◆ **PASSAGE PROVIDED**
= Beginning of Section =
PHILADELPHIA (CN) — Five Black and Latino men who were wrongfully convicted as teenagers and later exonerated in the “Central Park Five” rape case sued former President Donald Trump on Monday, accusing him of making false and defamatory statements about them during the September presidential debate.
In the suit — filed in the U.S. District Court for the Eastern District of Pennsylvania two weeks before Election Day — the five men claim Trump knew he was lying or acting in “reckless disregard” during the Sept. 10 debate with Vice President Kamala Harris during which he stated that they had pleaded guilty to killing a woman in New York City.
“Defendant Trump falsely stated that plaintiffs killed an individual and pled guilty to the crime,” the men say in their lawsuit. “These statements are demonstrably false.”
= End of Section =
◆ **ENTRIES PROVIDED**
= Beginning of Section =
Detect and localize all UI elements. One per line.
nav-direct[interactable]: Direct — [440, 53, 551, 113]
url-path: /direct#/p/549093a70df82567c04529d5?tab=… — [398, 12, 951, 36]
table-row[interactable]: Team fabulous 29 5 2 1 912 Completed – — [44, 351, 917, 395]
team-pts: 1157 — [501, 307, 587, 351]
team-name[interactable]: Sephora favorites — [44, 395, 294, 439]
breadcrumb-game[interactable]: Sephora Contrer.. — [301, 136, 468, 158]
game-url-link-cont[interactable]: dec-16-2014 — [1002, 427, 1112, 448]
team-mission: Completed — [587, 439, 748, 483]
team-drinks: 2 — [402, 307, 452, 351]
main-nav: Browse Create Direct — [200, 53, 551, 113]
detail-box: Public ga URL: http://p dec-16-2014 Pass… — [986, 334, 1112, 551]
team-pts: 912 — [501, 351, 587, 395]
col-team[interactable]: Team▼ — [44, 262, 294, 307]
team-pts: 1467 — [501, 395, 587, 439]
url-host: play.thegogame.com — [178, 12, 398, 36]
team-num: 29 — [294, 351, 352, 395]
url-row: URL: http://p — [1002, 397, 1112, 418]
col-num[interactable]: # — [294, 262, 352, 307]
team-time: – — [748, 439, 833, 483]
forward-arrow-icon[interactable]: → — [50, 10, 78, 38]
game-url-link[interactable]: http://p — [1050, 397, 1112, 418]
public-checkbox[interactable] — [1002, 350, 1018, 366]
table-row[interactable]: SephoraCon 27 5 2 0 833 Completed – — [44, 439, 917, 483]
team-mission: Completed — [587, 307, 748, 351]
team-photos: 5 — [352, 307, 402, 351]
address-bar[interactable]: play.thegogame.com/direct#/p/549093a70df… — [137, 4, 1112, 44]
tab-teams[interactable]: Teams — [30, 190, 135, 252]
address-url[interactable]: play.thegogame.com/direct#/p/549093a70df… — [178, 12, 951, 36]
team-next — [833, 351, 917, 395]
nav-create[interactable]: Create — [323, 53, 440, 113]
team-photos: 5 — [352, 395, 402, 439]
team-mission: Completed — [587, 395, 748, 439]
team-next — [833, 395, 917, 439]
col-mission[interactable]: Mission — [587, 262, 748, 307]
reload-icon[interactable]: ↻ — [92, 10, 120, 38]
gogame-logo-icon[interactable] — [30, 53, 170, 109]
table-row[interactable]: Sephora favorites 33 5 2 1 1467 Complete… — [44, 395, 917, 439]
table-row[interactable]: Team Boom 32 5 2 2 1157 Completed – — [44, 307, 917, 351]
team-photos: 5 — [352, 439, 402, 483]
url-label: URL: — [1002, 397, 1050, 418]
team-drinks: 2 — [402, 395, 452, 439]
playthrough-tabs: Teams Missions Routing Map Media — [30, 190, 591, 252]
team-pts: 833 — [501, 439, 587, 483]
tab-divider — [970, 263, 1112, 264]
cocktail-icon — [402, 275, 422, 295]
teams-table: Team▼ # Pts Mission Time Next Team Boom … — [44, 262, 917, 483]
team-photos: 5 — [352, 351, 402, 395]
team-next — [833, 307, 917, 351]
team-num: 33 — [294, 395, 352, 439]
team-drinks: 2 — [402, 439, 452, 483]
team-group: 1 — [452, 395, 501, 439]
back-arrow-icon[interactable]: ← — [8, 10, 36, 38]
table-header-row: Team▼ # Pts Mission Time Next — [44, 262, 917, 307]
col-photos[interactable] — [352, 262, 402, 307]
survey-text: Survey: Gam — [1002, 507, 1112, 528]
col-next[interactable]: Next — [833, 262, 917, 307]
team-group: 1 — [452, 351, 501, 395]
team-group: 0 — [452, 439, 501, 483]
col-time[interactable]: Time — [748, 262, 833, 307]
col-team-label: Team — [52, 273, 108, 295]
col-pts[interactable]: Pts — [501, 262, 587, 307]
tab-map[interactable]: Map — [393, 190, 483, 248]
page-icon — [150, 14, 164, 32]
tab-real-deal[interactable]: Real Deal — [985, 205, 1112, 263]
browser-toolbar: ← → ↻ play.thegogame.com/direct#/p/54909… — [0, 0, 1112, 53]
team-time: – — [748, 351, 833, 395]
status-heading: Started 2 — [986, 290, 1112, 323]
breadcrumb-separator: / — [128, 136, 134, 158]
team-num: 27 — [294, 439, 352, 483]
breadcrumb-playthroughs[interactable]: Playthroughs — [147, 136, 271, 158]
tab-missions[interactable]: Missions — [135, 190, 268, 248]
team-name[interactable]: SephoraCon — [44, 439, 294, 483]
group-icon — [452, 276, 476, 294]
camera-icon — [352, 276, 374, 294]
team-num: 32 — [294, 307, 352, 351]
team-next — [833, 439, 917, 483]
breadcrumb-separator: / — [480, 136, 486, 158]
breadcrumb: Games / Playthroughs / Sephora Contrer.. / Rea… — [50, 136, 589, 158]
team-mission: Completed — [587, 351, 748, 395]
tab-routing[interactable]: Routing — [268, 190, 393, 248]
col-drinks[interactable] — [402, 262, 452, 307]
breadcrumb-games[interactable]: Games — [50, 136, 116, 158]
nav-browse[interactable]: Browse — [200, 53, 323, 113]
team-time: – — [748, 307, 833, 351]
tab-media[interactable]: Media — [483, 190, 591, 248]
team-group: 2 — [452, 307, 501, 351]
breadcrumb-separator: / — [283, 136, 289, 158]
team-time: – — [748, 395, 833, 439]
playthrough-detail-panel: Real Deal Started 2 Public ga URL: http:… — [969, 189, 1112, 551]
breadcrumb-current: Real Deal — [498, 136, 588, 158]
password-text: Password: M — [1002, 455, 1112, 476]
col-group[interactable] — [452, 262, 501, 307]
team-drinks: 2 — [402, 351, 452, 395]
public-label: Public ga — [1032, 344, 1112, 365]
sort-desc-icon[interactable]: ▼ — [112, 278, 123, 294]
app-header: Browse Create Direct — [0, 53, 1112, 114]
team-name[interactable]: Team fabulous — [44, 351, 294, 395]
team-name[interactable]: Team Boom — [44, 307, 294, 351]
= End of Section =
◆ **EXERCISE REQUIREMENTS**
A – List every reference to a day or month in the news report.
B – In the news report, take the passage that opens with the words containing "In the suit" and closes with "New York City.", and substitute "being untruthful" for "lying".
C – According to the news report, in which court did the five men file their suit?

◆ **ANSWERS TO EACH TASK**
A – Monday, September, Sept. 10, Election Day

B –
In the suit — filed in the U.S. District Court for the Eastern District of Pennsylvania two weeks before Election Day — the five men claim Trump knew he was being untruthful or acting in “reckless disregard” during the Sept. 10 debate with Vice President Kamala Harris during which he stated that they had pleaded guilty to killing a woman in New York City.

C – The U.S. District Court for the Eastern District of Pennsylvania.